EXERCISE => Repeat the material verbatim and drop the pictures.

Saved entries

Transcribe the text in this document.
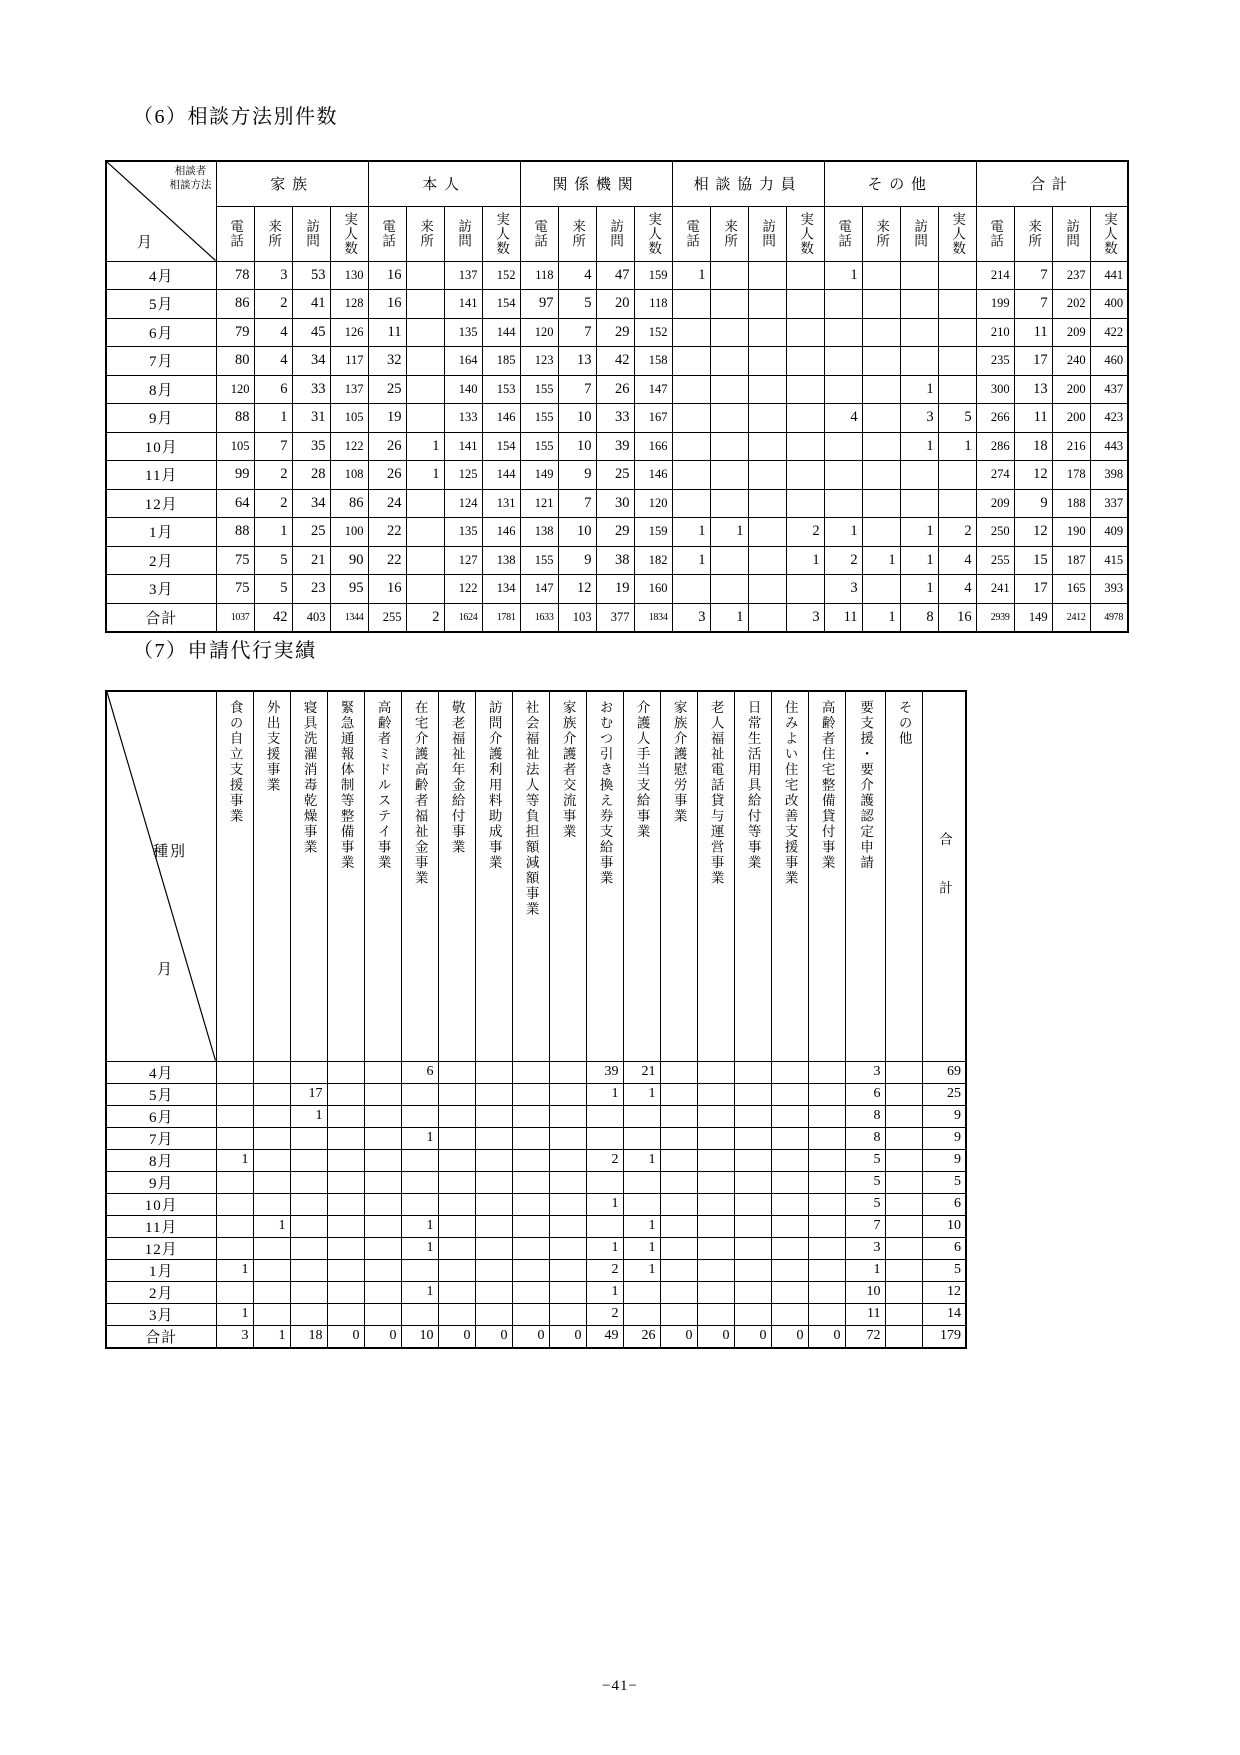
（6）相談方法別件数
相談者
相談方法
月	家族				本人				関係機関				相談協力員				その他				合計			

	電話	来所	訪問	実人数	電話	来所	訪問	実人数	電話	来所	訪問	実人数	電話	来所	訪問	実人数	電話	来所	訪問	実人数	電話	来所	訪問	実人数

4月	78	3	53	130	16		137	152	118	4	47	159	1				1				214	7	237	441
5月	86	2	41	128	16		141	154	97	5	20	118									199	7	202	400
6月	79	4	45	126	11		135	144	120	7	29	152									210	11	209	422
7月	80	4	34	117	32		164	185	123	13	42	158									235	17	240	460
8月	120	6	33	137	25		140	153	155	7	26	147							1		300	13	200	437
9月	88	1	31	105	19		133	146	155	10	33	167					4		3	5	266	11	200	423
10月	105	7	35	122	26	1	141	154	155	10	39	166							1	1	286	18	216	443
11月	99	2	28	108	26	1	125	144	149	9	25	146									274	12	178	398
12月	64	2	34	86	24		124	131	121	7	30	120									209	9	188	337
1月	88	1	25	100	22		135	146	138	10	29	159	1	1		2	1		1	2	250	12	190	409
2月	75	5	21	90	22		127	138	155	9	38	182	1			1	2	1	1	4	255	15	187	415
3月	75	5	23	95	16		122	134	147	12	19	160					3		1	4	241	17	165	393
合計	1037	42	403	1344	255	2	1624	1781	1633	103	377	1834	3	1		3	11	1	8	16	2939	149	2412	4978
（7）申請代行実績
種別
月	食の自立支援事業	外出支援事業	寝具洗濯消毒乾燥事業	緊急通報体制等整備事業	高齢者ミドルステイ事業	在宅介護高齢者福祉金事業	敬老福祉年金給付事業	訪問介護利用料助成事業	社会福祉法人等負担額減額事業	家族介護者交流事業	おむつ引き換え券支給事業	介護人手当支給事業	家族介護慰労事業	老人福祉電話貸与運営事業	日常生活用具給付等事業	住みよい住宅改善支援事業	高齢者住宅整備貸付事業	要支援・要介護認定申請	その他	合計

4月						6					39	21						3		69
5月			17								1	1						6		25
6月			1															8		9
7月						1												8		9
8月	1										2	1						5		9
9月																		5		5
10月											1							5		6
11月		1				1						1						7		10
12月						1					1	1						3		6
1月	1										2	1						1		5
2月						1					1							10		12
3月	1										2							11		14
合計	3	1	18	0	0	10	0	0	0	0	49	26	0	0	0	0	0	72		179
−41−
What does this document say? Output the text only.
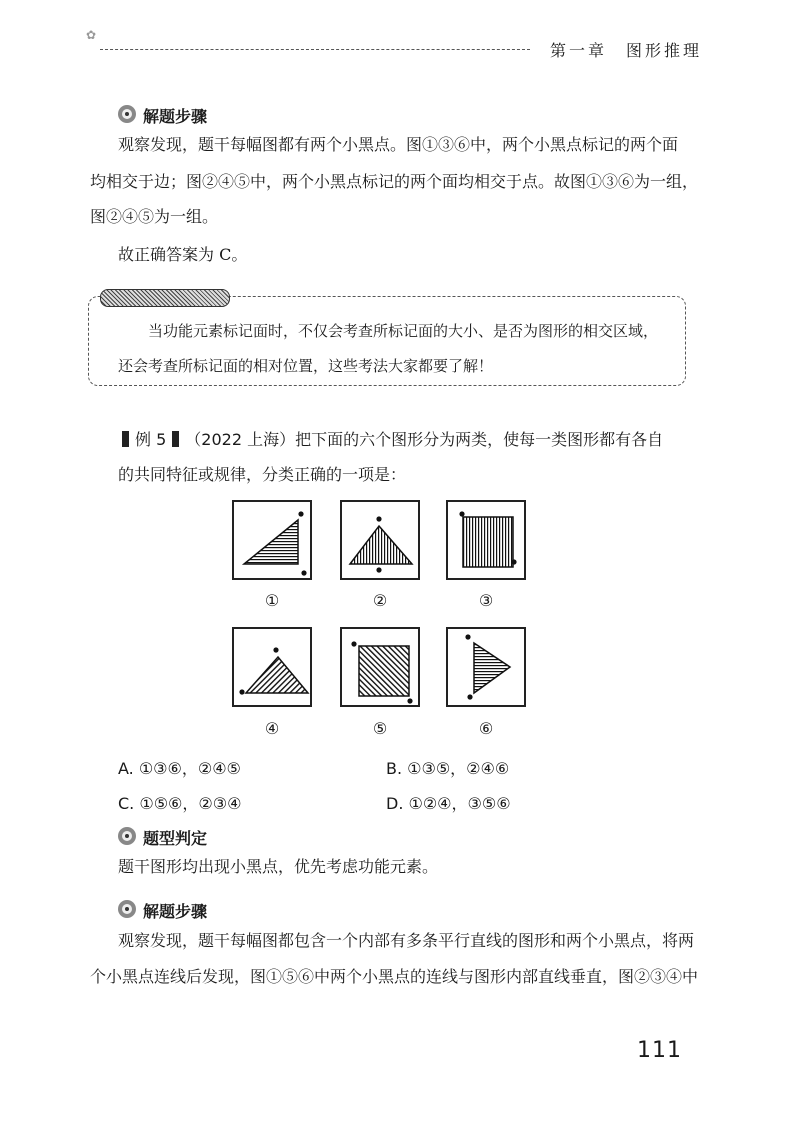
✿
第一章　图形推理
解题步骤
观察发现，题干每幅图都有两个小黑点。图①③⑥中，两个小黑点标记的两个面
均相交于边；图②④⑤中，两个小黑点标记的两个面均相交于点。故图①③⑥为一组，
图②④⑤为一组。
故正确答案为 C。
当功能元素标记面时，不仅会考查所标记面的大小、是否为图形的相交区域，
还会考查所标记面的相对位置，这些考法大家都要了解！
例 5 （2022 上海）把下面的六个图形分为两类，使每一类图形都有各自
的共同特征或规律，分类正确的一项是：
①	②	③
④	⑤	⑥
A. ①③⑥，②④⑤	B. ①③⑤，②④⑥
C. ①⑤⑥，②③④	D. ①②④，③⑤⑥
题型判定
题干图形均出现小黑点，优先考虑功能元素。
解题步骤
观察发现，题干每幅图都包含一个内部有多条平行直线的图形和两个小黑点，将两
个小黑点连线后发现，图①⑤⑥中两个小黑点的连线与图形内部直线垂直，图②③④中
111
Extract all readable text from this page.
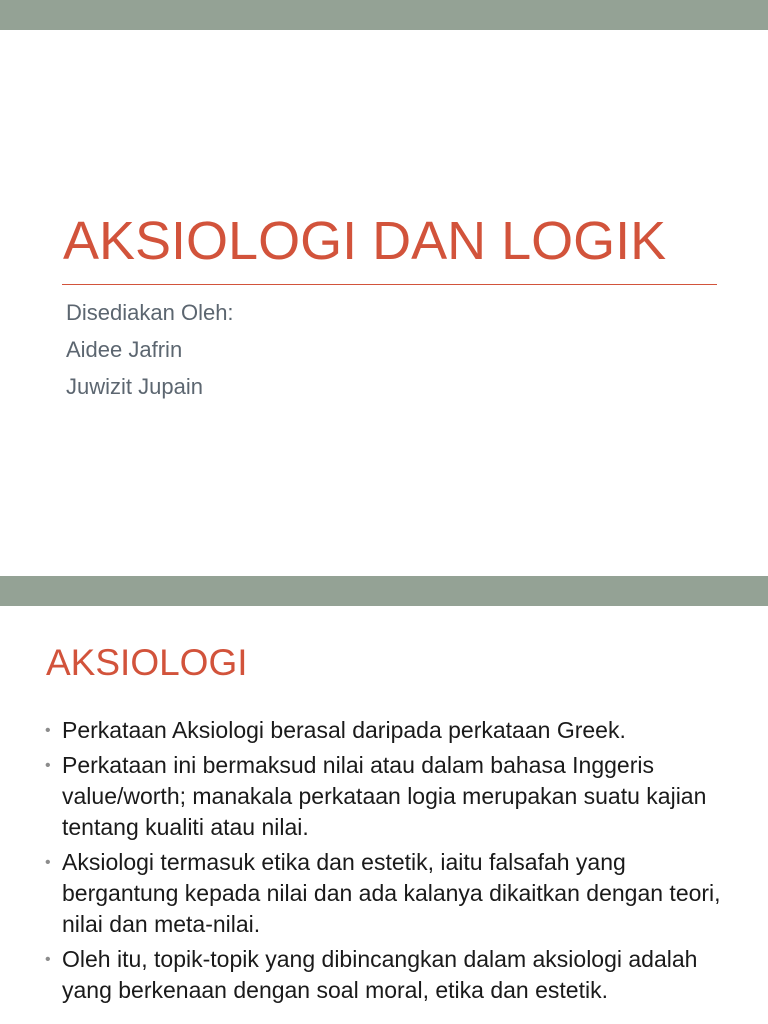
AKSIOLOGI DAN LOGIK
Disediakan Oleh:
Aidee Jafrin
Juwizit Jupain
AKSIOLOGI
• Perkataan Aksiologi berasal daripada perkataan Greek.
• Perkataan ini bermaksud nilai atau dalam bahasa Inggeris value/worth; manakala perkataan logia merupakan suatu kajian tentang kualiti atau nilai.
• Aksiologi termasuk etika dan estetik, iaitu falsafah yang bergantung kepada nilai dan ada kalanya dikaitkan dengan teori, nilai dan meta-nilai.
• Oleh itu, topik-topik yang dibincangkan dalam aksiologi adalah yang berkenaan dengan soal moral, etika dan estetik.
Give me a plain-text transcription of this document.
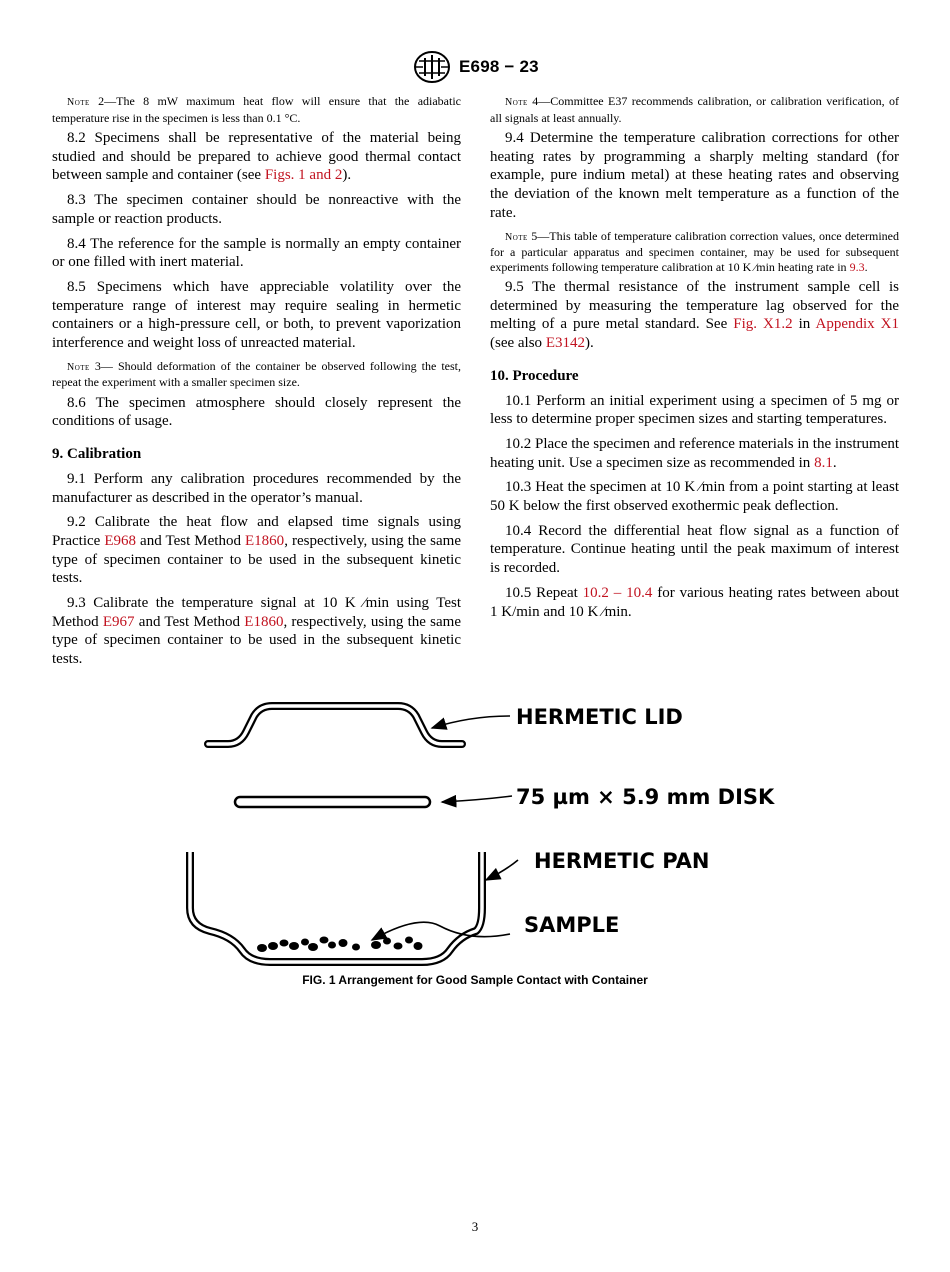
E698 − 23

Note 2—The 8 mW maximum heat flow will ensure that the adiabatic temperature rise in the specimen is less than 0.1 °C.

8.2 Specimens shall be representative of the material being studied and should be prepared to achieve good thermal contact between sample and container (see Figs. 1 and 2).

8.3 The specimen container should be nonreactive with the sample or reaction products.

8.4 The reference for the sample is normally an empty container or one filled with inert material.

8.5 Specimens which have appreciable volatility over the temperature range of interest may require sealing in hermetic containers or a high-pressure cell, or both, to prevent vaporization interference and weight loss of unreacted material.

Note 3— Should deformation of the container be observed following the test, repeat the experiment with a smaller specimen size.

8.6 The specimen atmosphere should closely represent the conditions of usage.

9. Calibration

9.1 Perform any calibration procedures recommended by the manufacturer as described in the operator’s manual.

9.2 Calibrate the heat flow and elapsed time signals using Practice E968 and Test Method E1860, respectively, using the same type of specimen container to be used in the subsequent kinetic tests.

9.3 Calibrate the temperature signal at 10 K ⁄min using Test Method E967 and Test Method E1860, respectively, using the same type of specimen container to be used in the subsequent kinetic tests.

Note 4—Committee E37 recommends calibration, or calibration verification, of all signals at least annually.

9.4 Determine the temperature calibration corrections for other heating rates by programming a sharply melting standard (for example, pure indium metal) at these heating rates and observing the deviation of the known melt temperature as a function of the rate.

Note 5—This table of temperature calibration correction values, once determined for a particular apparatus and specimen container, may be used for subsequent experiments following temperature calibration at 10 K ⁄min heating rate in 9.3.

9.5 The thermal resistance of the instrument sample cell is determined by measuring the temperature lag observed for the melting of a pure metal standard. See Fig. X1.2 in Appendix X1 (see also E3142).

10. Procedure

10.1 Perform an initial experiment using a specimen of 5 mg or less to determine proper specimen sizes and starting temperatures.

10.2 Place the specimen and reference materials in the instrument heating unit. Use a specimen size as recommended in 8.1.

10.3 Heat the specimen at 10 K ⁄min from a point starting at least 50 K below the first observed exothermic peak deflection.

10.4 Record the differential heat flow signal as a function of temperature. Continue heating until the peak maximum of interest is recorded.

10.5 Repeat 10.2 – 10.4 for various heating rates between about 1 K/min and 10 K ⁄min.

HERMETIC LID
75 µm × 5.9 mm DISK
HERMETIC PAN
SAMPLE
FIG. 1 Arrangement for Good Sample Contact with Container
3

TASK SOLUTION =>
Transcribe the text in this document.
（6）相談方法別件数
相談者
相談方法
月	家族				本人				関係機関				相談協力員				その他				合計			

	電話	来所	訪問	実人数	電話	来所	訪問	実人数	電話	来所	訪問	実人数	電話	来所	訪問	実人数	電話	来所	訪問	実人数	電話	来所	訪問	実人数

4月	78	3	53	130	16		137	152	118	4	47	159	1				1				214	7	237	441
5月	86	2	41	128	16		141	154	97	5	20	118									199	7	202	400
6月	79	4	45	126	11		135	144	120	7	29	152									210	11	209	422
7月	80	4	34	117	32		164	185	123	13	42	158									235	17	240	460
8月	120	6	33	137	25		140	153	155	7	26	147							1		300	13	200	437
9月	88	1	31	105	19		133	146	155	10	33	167					4		3	5	266	11	200	423
10月	105	7	35	122	26	1	141	154	155	10	39	166							1	1	286	18	216	443
11月	99	2	28	108	26	1	125	144	149	9	25	146									274	12	178	398
12月	64	2	34	86	24		124	131	121	7	30	120									209	9	188	337
1月	88	1	25	100	22		135	146	138	10	29	159	1	1		2	1		1	2	250	12	190	409
2月	75	5	21	90	22		127	138	155	9	38	182	1			1	2	1	1	4	255	15	187	415
3月	75	5	23	95	16		122	134	147	12	19	160					3		1	4	241	17	165	393
合計	1037	42	403	1344	255	2	1624	1781	1633	103	377	1834	3	1		3	11	1	8	16	2939	149	2412	4978
（7）申請代行実績
種別
月	食の自立支援事業	外出支援事業	寝具洗濯消毒乾燥事業	緊急通報体制等整備事業	高齢者ミドルステイ事業	在宅介護高齢者福祉金事業	敬老福祉年金給付事業	訪問介護利用料助成事業	社会福祉法人等負担額減額事業	家族介護者交流事業	おむつ引き換え券支給事業	介護人手当支給事業	家族介護慰労事業	老人福祉電話貸与運営事業	日常生活用具給付等事業	住みよい住宅改善支援事業	高齢者住宅整備貸付事業	要支援・要介護認定申請	その他	合計

4月						6					39	21						3		69
5月			17								1	1						6		25
6月			1															8		9
7月						1												8		9
8月	1										2	1						5		9
9月																		5		5
10月											1							5		6
11月		1				1						1						7		10
12月						1					1	1						3		6
1月	1										2	1						1		5
2月						1					1							10		12
3月	1										2							11		14
合計	3	1	18	0	0	10	0	0	0	0	49	26	0	0	0	0	0	72		179
−41−
What does this document say? Output the text only.
✿
第一章　图形推理
解题步骤
观察发现，题干每幅图都有两个小黑点。图①③⑥中，两个小黑点标记的两个面
均相交于边；图②④⑤中，两个小黑点标记的两个面均相交于点。故图①③⑥为一组，
图②④⑤为一组。
故正确答案为 C。
当功能元素标记面时，不仅会考查所标记面的大小、是否为图形的相交区域，
还会考查所标记面的相对位置，这些考法大家都要了解！
例 5 （2022 上海）把下面的六个图形分为两类，使每一类图形都有各自
的共同特征或规律，分类正确的一项是：
①	②	③
④	⑤	⑥
A. ①③⑥，②④⑤	B. ①③⑤，②④⑥
C. ①⑤⑥，②③④	D. ①②④，③⑤⑥
题型判定
题干图形均出现小黑点，优先考虑功能元素。
解题步骤
观察发现，题干每幅图都包含一个内部有多条平行直线的图形和两个小黑点，将两
个小黑点连线后发现，图①⑤⑥中两个小黑点的连线与图形内部直线垂直，图②③④中
111
Extract all readable text from this page.
AKSIOLOGI DAN LOGIK
Disediakan Oleh:
Aidee Jafrin
Juwizit Jupain
AKSIOLOGI
• Perkataan Aksiologi berasal daripada perkataan Greek.
• Perkataan ini bermaksud nilai atau dalam bahasa Inggeris value/worth; manakala perkataan logia merupakan suatu kajian tentang kualiti atau nilai.
• Aksiologi termasuk etika dan estetik, iaitu falsafah yang bergantung kepada nilai dan ada kalanya dikaitkan dengan teori, nilai dan meta-nilai.
• Oleh itu, topik-topik yang dibincangkan dalam aksiologi adalah yang berkenaan dengan soal moral, etika dan estetik.
Give me a plain-text transcription of this document.
E698 − 23

Note 2—The 8 mW maximum heat flow will ensure that the adiabatic temperature rise in the specimen is less than 0.1 °C.

8.2 Specimens shall be representative of the material being studied and should be prepared to achieve good thermal contact between sample and container (see Figs. 1 and 2).

8.3 The specimen container should be nonreactive with the sample or reaction products.

8.4 The reference for the sample is normally an empty container or one filled with inert material.

8.5 Specimens which have appreciable volatility over the temperature range of interest may require sealing in hermetic containers or a high-pressure cell, or both, to prevent vaporization interference and weight loss of unreacted material.

Note 3— Should deformation of the container be observed following the test, repeat the experiment with a smaller specimen size.

8.6 The specimen atmosphere should closely represent the conditions of usage.

9. Calibration

9.1 Perform any calibration procedures recommended by the manufacturer as described in the operator’s manual.

9.2 Calibrate the heat flow and elapsed time signals using Practice E968 and Test Method E1860, respectively, using the same type of specimen container to be used in the subsequent kinetic tests.

9.3 Calibrate the temperature signal at 10 K ⁄min using Test Method E967 and Test Method E1860, respectively, using the same type of specimen container to be used in the subsequent kinetic tests.

Note 4—Committee E37 recommends calibration, or calibration verification, of all signals at least annually.

9.4 Determine the temperature calibration corrections for other heating rates by programming a sharply melting standard (for example, pure indium metal) at these heating rates and observing the deviation of the known melt temperature as a function of the rate.

Note 5—This table of temperature calibration correction values, once determined for a particular apparatus and specimen container, may be used for subsequent experiments following temperature calibration at 10 K ⁄min heating rate in 9.3.

9.5 The thermal resistance of the instrument sample cell is determined by measuring the temperature lag observed for the melting of a pure metal standard. See Fig. X1.2 in Appendix X1 (see also E3142).

10. Procedure

10.1 Perform an initial experiment using a specimen of 5 mg or less to determine proper specimen sizes and starting temperatures.

10.2 Place the specimen and reference materials in the instrument heating unit. Use a specimen size as recommended in 8.1.

10.3 Heat the specimen at 10 K ⁄min from a point starting at least 50 K below the first observed exothermic peak deflection.

10.4 Record the differential heat flow signal as a function of temperature. Continue heating until the peak maximum of interest is recorded.

10.5 Repeat 10.2 – 10.4 for various heating rates between about 1 K/min and 10 K ⁄min.

HERMETIC LID
75 µm × 5.9 mm DISK
HERMETIC PAN
SAMPLE
FIG. 1 Arrangement for Good Sample Contact with Container
3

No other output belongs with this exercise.